**Written request**
Identify each line below that contains the word "this", and copy it out.

**Entries**
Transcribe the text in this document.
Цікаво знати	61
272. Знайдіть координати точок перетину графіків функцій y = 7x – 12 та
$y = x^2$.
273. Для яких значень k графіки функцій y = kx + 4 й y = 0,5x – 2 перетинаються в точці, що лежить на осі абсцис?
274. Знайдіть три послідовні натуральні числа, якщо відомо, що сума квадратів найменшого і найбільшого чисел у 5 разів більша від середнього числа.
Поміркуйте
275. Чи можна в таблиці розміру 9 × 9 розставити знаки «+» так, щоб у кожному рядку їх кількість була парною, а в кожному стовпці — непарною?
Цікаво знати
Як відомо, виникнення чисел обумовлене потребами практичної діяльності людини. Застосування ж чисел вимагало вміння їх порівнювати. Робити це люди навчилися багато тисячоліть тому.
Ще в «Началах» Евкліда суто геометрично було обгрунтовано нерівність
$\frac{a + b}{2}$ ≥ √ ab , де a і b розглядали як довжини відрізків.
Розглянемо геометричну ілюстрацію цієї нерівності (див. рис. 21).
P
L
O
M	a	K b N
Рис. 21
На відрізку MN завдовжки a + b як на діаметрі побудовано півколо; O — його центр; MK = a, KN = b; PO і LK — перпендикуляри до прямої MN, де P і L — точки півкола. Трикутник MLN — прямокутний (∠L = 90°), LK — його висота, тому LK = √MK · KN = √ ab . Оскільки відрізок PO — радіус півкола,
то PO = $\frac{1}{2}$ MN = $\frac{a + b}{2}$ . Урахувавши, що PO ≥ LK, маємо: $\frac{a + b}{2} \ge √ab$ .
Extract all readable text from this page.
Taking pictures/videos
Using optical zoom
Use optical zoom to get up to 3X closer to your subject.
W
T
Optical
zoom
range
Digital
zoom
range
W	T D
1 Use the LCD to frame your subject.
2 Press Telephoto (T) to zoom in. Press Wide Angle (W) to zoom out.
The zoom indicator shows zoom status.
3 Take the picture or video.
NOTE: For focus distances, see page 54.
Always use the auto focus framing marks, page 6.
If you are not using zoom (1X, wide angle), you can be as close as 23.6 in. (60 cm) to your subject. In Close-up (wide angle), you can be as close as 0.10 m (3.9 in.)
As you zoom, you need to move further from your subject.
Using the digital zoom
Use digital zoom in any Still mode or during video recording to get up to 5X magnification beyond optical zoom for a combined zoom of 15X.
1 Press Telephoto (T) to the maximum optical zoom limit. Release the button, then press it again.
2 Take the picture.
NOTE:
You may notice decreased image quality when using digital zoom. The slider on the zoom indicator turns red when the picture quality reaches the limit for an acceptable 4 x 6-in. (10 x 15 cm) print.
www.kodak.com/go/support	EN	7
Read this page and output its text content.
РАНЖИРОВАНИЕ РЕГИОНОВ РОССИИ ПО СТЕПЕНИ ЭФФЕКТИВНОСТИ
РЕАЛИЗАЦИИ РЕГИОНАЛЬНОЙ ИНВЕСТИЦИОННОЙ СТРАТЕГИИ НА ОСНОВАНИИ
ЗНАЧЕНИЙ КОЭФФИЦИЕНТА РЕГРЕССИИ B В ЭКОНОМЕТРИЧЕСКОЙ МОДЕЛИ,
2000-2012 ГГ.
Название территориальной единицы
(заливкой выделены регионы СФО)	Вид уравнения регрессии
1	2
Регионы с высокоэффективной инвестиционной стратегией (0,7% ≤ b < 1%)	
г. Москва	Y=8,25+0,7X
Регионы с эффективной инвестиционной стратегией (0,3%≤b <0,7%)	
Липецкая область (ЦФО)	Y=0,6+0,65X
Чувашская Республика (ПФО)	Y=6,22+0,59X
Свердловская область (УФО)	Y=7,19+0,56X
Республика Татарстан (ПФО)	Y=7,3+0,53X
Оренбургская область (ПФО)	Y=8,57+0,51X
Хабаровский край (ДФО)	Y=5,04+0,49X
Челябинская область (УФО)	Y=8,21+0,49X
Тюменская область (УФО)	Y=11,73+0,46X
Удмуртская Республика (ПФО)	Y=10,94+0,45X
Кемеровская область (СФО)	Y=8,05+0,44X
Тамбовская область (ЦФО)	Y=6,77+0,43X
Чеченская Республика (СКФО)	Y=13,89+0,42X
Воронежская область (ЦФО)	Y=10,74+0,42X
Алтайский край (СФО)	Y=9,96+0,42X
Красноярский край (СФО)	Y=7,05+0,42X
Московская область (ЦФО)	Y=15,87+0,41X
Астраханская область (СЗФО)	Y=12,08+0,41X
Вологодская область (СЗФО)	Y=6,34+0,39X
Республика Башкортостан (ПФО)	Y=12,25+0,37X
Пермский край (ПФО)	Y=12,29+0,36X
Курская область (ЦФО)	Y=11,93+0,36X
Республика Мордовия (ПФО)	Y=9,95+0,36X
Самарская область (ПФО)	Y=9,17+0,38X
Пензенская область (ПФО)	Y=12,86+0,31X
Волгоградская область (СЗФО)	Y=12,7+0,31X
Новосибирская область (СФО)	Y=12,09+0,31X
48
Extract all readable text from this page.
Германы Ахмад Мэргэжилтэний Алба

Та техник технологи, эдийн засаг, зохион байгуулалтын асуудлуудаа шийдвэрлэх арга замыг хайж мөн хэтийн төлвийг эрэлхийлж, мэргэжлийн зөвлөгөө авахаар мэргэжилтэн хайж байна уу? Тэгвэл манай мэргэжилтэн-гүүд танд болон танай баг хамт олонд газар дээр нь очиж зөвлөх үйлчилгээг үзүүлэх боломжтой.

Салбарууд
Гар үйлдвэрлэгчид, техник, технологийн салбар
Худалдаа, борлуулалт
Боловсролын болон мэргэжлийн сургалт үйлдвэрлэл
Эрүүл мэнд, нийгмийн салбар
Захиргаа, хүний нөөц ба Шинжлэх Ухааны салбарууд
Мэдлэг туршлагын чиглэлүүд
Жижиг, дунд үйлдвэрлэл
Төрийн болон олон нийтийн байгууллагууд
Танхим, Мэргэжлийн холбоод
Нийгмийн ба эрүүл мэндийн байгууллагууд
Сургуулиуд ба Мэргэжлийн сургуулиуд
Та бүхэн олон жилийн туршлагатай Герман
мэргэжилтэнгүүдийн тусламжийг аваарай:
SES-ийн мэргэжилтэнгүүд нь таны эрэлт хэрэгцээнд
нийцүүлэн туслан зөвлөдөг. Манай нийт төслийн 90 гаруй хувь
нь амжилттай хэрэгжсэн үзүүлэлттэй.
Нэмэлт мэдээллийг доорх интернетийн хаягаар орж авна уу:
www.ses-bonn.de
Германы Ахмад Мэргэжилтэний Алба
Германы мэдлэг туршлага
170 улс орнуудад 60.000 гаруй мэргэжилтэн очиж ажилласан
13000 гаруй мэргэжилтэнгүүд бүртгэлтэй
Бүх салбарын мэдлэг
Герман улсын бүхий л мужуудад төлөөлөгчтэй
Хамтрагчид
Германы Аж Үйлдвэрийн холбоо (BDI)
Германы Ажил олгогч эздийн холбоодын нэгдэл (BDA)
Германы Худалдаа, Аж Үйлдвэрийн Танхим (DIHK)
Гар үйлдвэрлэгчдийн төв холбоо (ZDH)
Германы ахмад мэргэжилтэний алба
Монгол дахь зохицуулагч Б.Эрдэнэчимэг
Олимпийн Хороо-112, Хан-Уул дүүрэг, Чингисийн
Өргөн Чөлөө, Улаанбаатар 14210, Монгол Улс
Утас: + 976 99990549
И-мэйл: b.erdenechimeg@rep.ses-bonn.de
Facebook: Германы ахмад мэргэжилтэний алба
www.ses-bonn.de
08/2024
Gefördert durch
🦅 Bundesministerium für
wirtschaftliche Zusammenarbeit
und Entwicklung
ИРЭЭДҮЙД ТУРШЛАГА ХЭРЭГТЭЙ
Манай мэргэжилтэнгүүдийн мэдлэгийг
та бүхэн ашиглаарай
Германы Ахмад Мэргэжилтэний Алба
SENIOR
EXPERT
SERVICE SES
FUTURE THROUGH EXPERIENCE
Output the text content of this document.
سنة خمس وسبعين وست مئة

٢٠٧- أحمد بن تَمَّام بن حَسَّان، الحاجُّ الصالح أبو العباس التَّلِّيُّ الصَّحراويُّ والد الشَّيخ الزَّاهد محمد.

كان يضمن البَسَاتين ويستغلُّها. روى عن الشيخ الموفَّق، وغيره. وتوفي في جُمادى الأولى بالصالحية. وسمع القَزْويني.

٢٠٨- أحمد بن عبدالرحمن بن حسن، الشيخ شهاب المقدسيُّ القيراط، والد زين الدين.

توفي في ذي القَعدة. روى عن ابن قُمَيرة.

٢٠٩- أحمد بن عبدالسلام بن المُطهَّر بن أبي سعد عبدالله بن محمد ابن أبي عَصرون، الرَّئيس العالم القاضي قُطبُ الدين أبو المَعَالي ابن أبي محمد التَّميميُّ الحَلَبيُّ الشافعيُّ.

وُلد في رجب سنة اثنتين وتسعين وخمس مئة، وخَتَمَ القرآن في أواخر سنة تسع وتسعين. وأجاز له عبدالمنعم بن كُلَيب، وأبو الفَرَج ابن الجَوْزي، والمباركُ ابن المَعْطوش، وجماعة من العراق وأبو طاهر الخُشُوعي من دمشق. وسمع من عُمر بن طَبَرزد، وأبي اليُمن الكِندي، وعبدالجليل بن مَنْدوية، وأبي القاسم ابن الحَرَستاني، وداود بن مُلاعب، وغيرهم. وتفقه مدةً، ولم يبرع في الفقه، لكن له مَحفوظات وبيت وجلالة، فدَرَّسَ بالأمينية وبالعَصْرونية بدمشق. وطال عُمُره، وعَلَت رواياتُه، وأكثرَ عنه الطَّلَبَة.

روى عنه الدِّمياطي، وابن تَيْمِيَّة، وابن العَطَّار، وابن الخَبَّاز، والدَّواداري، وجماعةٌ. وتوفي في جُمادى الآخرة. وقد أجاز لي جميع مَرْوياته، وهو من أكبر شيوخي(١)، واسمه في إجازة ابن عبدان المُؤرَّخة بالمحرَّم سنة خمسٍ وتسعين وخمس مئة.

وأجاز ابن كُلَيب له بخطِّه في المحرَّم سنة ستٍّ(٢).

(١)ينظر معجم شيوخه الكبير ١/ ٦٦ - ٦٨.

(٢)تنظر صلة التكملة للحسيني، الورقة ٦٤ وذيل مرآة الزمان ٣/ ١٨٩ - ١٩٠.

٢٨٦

**Problem solution**
Transcribe the text in this document.
Extract all readable text from this page.
Read this page and output its text content.
Extract all readable text from this page.
Output the text content of this document.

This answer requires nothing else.